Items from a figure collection
════════════════

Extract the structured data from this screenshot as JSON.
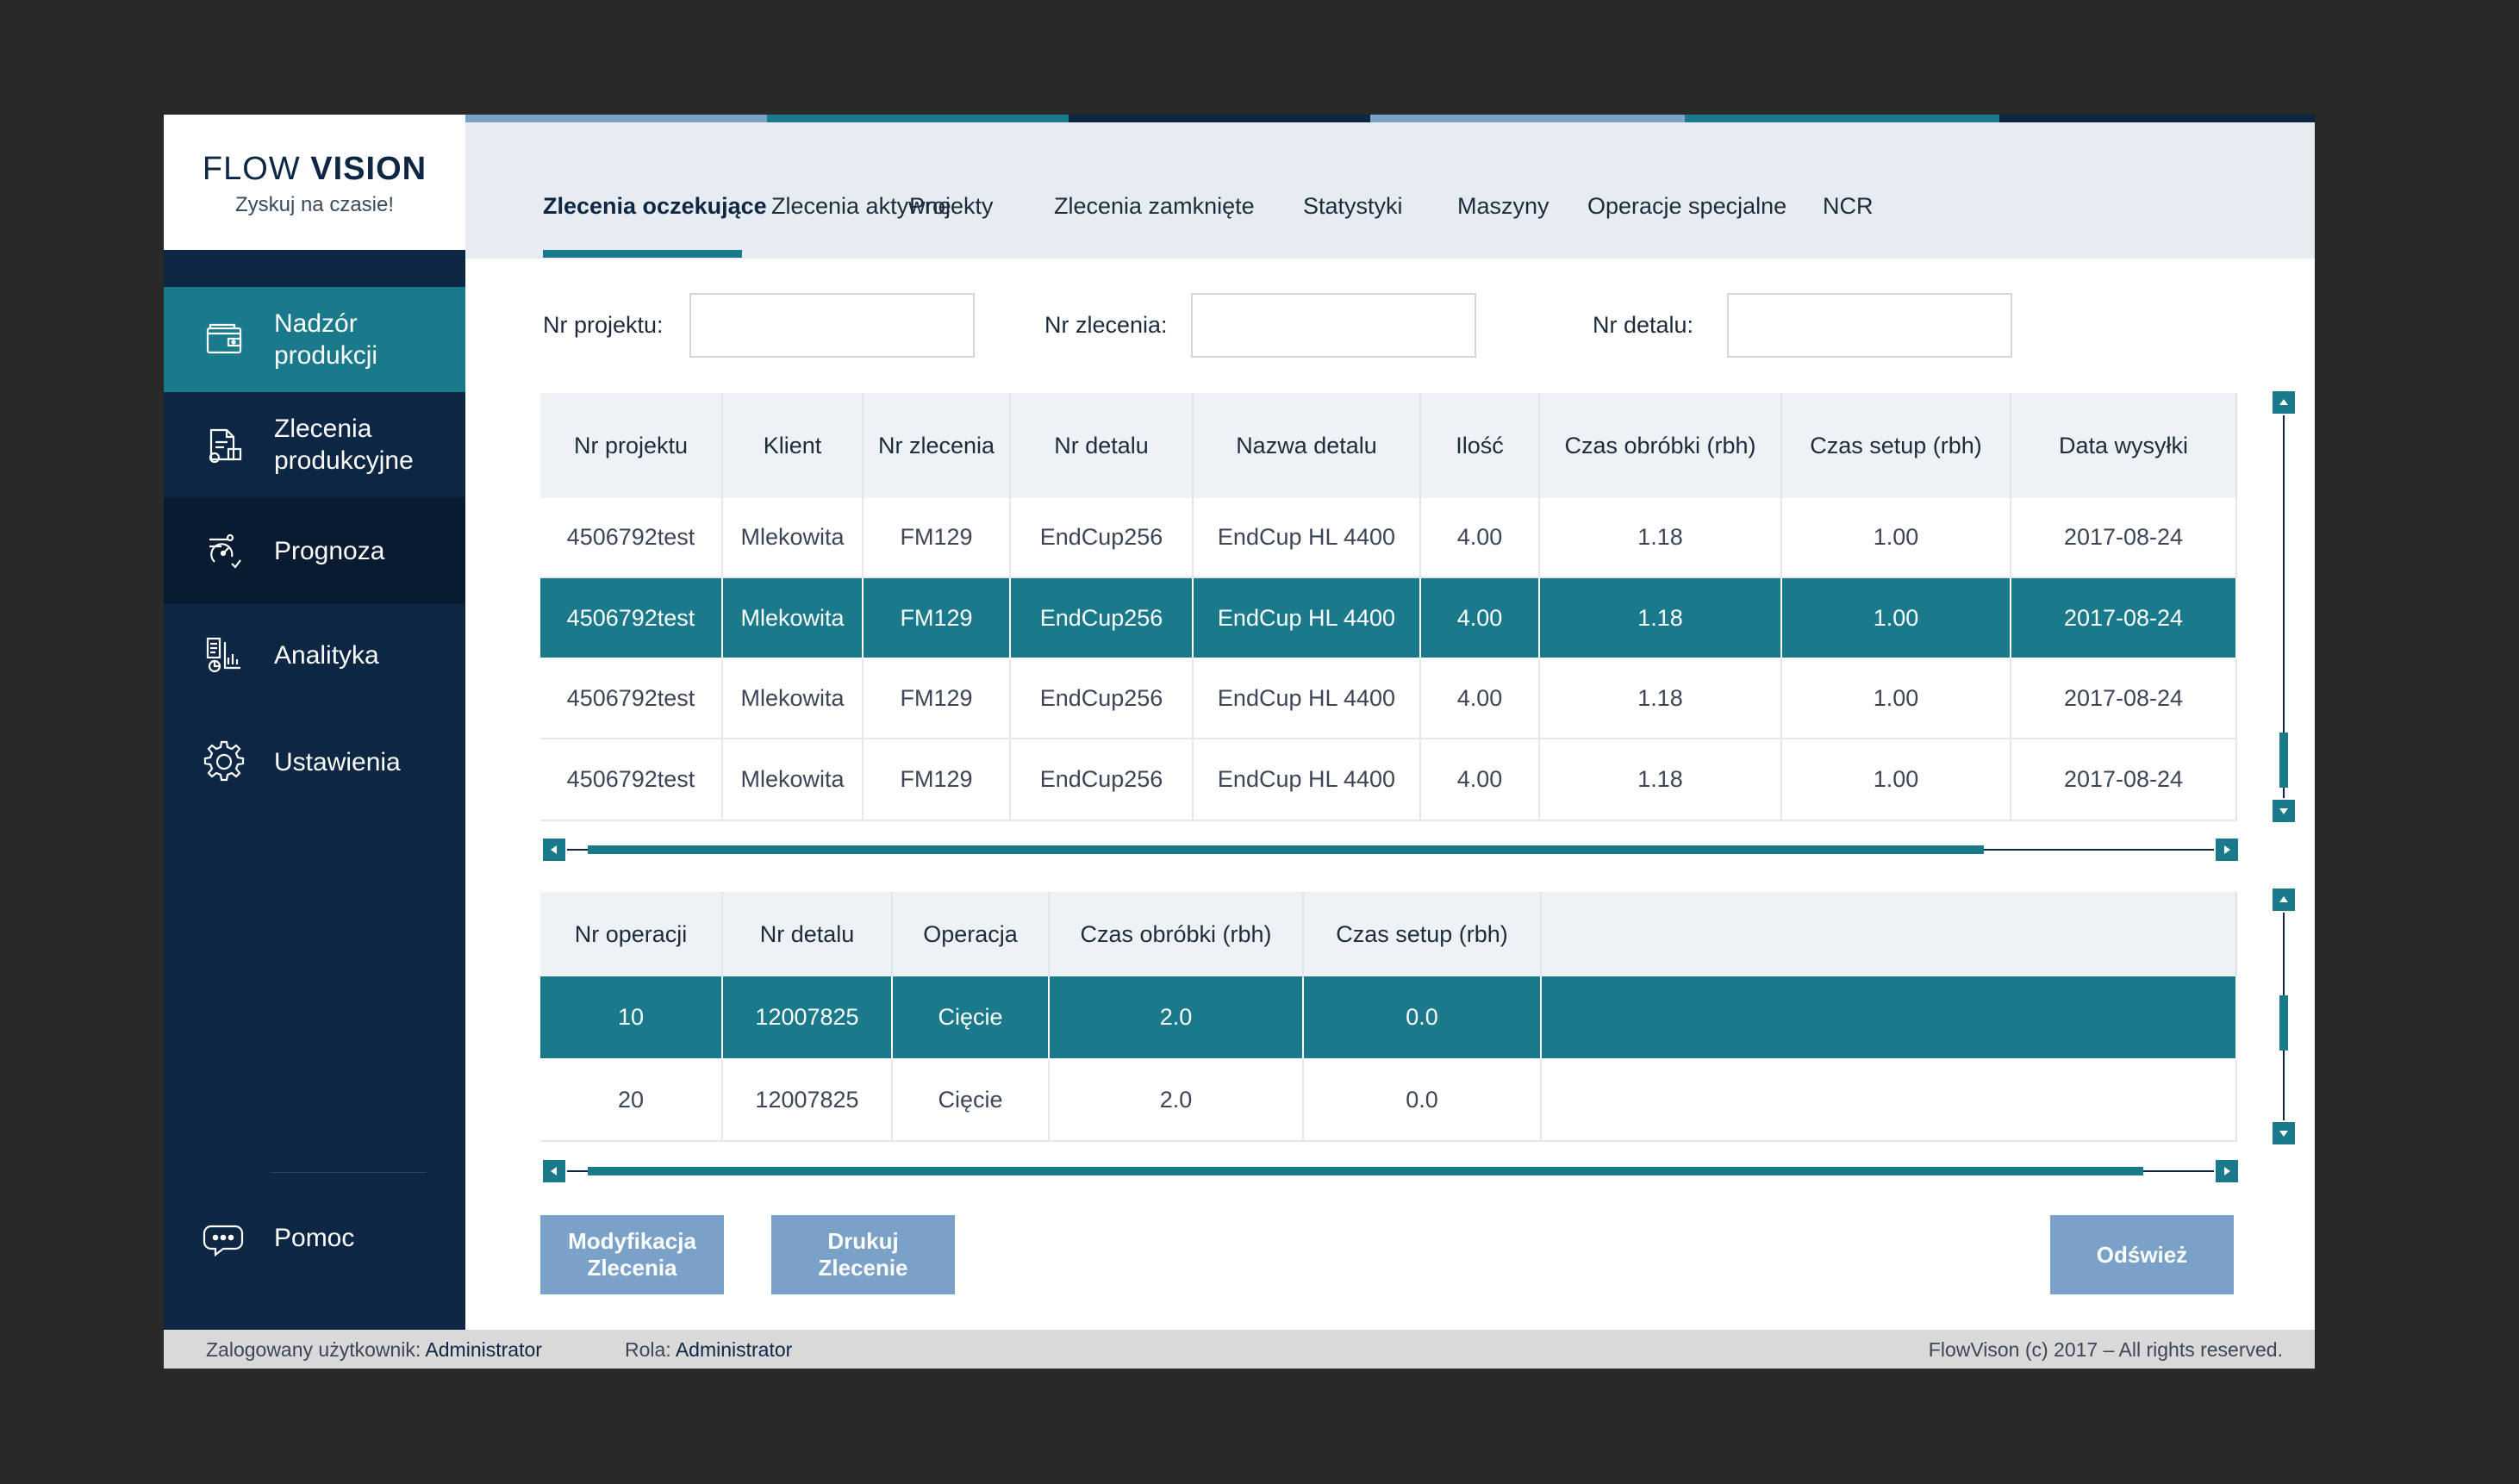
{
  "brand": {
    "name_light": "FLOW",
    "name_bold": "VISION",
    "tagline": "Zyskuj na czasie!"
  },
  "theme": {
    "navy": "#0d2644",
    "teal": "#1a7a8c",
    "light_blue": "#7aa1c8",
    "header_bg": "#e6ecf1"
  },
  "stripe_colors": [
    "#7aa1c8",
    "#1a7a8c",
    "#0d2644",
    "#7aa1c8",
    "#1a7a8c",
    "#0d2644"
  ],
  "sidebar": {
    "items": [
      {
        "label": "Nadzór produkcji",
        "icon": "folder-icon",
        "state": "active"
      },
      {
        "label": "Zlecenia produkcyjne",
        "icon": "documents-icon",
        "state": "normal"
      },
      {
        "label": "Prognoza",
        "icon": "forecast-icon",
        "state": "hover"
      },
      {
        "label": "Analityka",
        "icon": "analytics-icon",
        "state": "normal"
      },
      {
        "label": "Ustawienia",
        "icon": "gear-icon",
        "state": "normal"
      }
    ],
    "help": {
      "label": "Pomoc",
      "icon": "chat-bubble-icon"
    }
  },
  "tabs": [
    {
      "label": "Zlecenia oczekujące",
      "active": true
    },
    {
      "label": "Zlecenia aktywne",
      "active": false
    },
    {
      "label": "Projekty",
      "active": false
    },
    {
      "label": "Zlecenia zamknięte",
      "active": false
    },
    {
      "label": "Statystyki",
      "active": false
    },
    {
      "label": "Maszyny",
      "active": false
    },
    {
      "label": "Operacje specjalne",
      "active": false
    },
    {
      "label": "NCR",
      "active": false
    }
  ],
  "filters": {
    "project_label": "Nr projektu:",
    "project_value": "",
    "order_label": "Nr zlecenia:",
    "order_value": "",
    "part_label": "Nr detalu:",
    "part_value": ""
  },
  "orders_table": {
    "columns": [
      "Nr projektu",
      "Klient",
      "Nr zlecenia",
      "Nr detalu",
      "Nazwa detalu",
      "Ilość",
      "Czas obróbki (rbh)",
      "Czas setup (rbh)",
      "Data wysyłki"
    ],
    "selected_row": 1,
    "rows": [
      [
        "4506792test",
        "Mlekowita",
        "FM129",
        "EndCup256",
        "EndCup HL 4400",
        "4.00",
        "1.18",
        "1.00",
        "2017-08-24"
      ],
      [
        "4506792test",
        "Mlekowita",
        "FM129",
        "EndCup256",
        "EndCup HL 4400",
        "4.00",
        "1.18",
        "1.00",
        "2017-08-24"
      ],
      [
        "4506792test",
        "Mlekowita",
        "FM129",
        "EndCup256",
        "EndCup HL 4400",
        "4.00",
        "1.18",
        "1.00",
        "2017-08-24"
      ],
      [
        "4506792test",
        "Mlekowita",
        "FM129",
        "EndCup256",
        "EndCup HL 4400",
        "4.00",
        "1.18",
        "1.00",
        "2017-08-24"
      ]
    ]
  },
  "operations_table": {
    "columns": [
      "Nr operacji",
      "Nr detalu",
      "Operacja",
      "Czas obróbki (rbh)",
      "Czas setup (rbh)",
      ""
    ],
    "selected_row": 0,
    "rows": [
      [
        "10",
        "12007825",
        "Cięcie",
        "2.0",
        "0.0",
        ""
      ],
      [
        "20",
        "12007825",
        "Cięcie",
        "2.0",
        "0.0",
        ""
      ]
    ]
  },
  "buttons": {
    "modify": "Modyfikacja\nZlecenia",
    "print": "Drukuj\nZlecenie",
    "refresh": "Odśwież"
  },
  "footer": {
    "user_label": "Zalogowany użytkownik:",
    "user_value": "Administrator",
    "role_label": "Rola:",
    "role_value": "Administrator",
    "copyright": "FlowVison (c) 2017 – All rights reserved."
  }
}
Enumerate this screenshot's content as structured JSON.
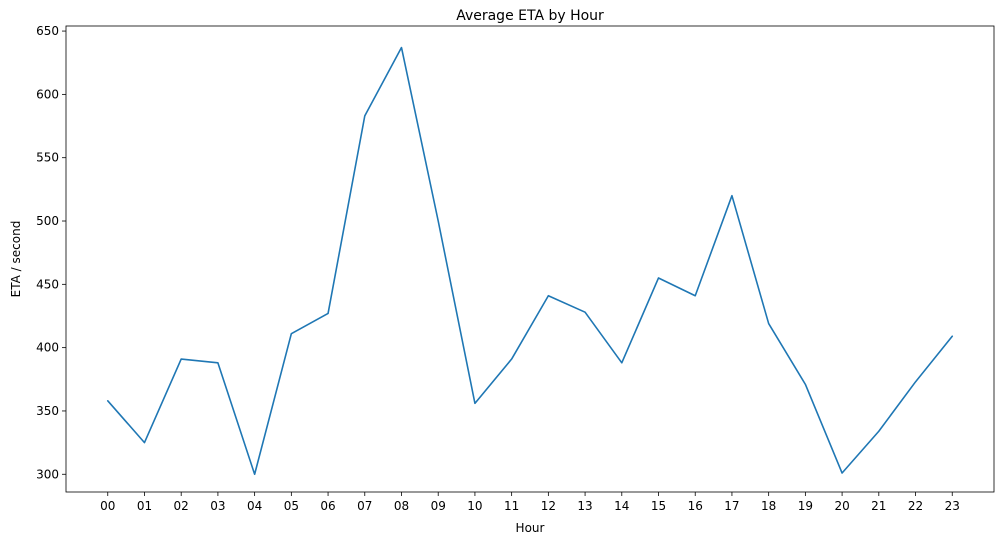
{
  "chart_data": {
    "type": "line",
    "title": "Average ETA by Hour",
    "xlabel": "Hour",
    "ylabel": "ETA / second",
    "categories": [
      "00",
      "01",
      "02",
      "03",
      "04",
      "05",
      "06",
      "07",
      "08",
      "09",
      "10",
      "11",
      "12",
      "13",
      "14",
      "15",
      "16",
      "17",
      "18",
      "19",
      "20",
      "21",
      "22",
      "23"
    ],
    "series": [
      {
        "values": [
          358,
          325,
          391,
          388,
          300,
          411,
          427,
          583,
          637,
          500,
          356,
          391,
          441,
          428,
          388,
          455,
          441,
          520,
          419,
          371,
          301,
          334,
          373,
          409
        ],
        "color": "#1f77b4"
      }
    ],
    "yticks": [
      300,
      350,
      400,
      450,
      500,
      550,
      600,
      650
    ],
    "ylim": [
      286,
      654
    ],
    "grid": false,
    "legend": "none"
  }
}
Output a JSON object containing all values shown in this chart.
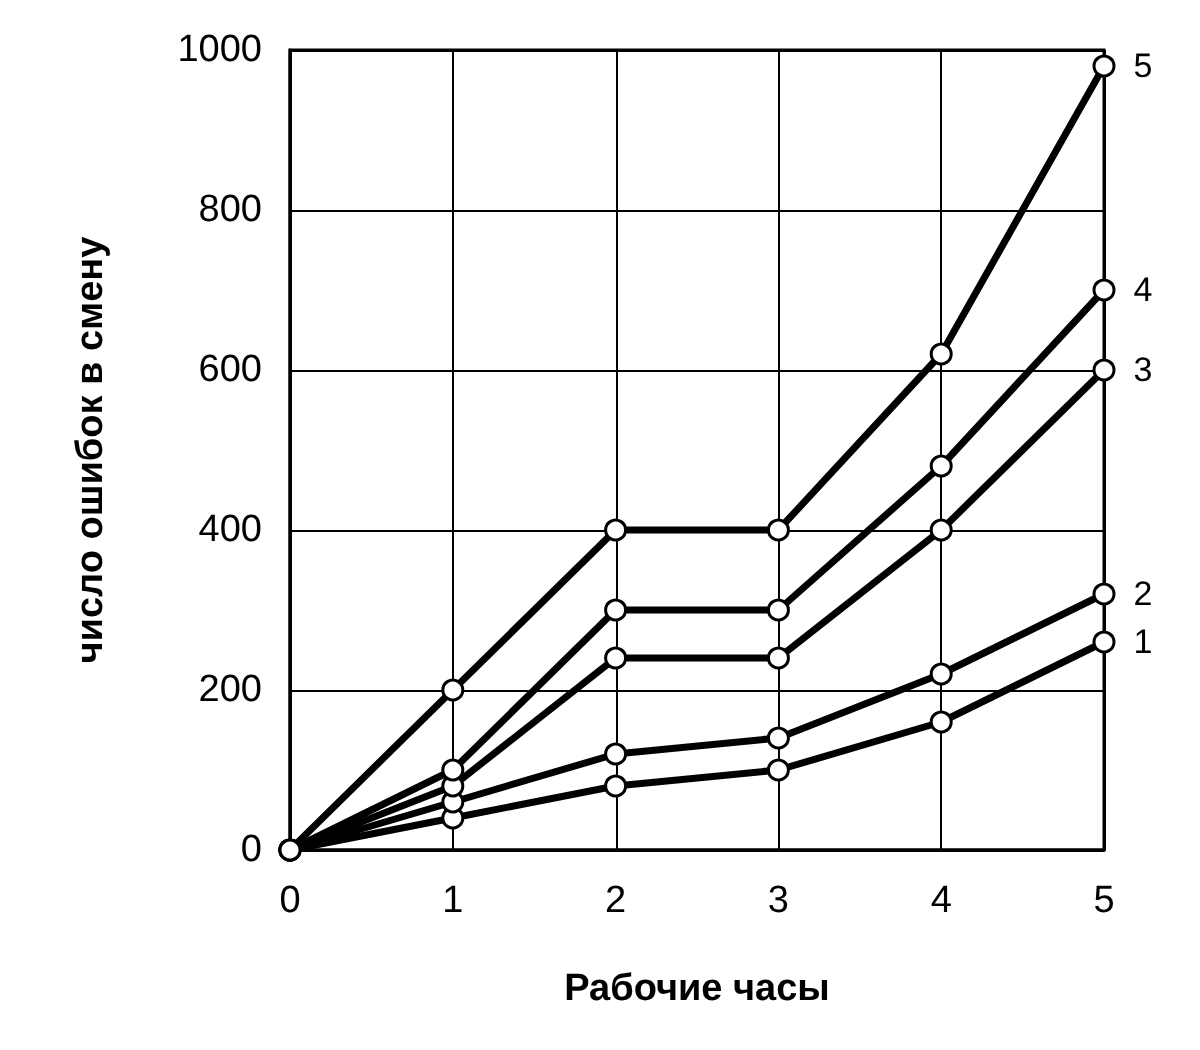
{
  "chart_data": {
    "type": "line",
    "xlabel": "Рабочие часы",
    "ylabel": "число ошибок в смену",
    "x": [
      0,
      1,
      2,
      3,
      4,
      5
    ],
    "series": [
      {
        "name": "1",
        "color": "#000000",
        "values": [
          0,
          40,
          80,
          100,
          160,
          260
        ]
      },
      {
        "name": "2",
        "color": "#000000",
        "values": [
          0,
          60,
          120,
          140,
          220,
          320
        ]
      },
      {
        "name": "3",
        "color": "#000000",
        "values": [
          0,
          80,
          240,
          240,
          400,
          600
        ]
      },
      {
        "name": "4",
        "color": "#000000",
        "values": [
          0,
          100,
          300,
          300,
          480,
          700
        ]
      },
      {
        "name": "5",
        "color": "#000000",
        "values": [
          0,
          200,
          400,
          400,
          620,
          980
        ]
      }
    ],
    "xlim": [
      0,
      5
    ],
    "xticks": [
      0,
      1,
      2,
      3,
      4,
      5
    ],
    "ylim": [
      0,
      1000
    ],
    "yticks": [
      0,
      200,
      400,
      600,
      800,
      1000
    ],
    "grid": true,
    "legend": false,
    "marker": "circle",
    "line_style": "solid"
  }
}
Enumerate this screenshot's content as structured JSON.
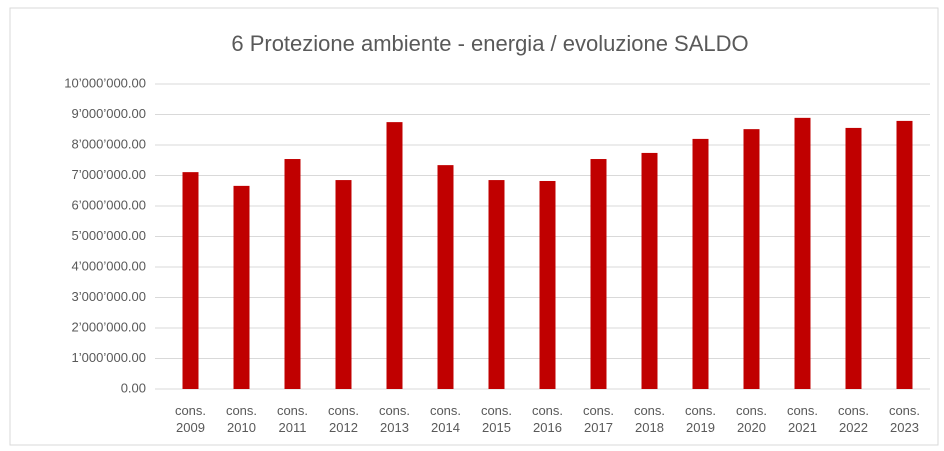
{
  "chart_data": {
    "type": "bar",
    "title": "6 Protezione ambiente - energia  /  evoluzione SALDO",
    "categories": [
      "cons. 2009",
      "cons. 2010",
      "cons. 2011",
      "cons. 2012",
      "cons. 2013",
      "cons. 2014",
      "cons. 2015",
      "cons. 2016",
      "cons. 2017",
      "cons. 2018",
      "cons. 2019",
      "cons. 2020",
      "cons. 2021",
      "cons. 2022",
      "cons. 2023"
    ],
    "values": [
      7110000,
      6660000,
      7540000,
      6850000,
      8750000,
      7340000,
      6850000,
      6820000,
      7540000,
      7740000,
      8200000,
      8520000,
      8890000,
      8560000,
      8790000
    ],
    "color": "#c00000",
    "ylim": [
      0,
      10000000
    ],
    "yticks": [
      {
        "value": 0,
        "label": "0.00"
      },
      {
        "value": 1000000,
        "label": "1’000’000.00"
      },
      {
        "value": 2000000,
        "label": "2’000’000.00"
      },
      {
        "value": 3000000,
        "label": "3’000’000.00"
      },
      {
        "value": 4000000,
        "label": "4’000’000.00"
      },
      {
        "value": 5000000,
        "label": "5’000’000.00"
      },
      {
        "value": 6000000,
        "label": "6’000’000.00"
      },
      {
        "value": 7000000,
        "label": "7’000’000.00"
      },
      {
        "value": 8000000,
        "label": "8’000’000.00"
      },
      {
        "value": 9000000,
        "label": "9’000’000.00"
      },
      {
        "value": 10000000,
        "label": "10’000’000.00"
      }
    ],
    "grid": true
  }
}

════════════════

**Work to complete:** From the data, collect all lines where the string "ylabel" appears.

**Final answer:**
    "ylabel": "ETA / second",
    "ylabel": "число ошибок в смену",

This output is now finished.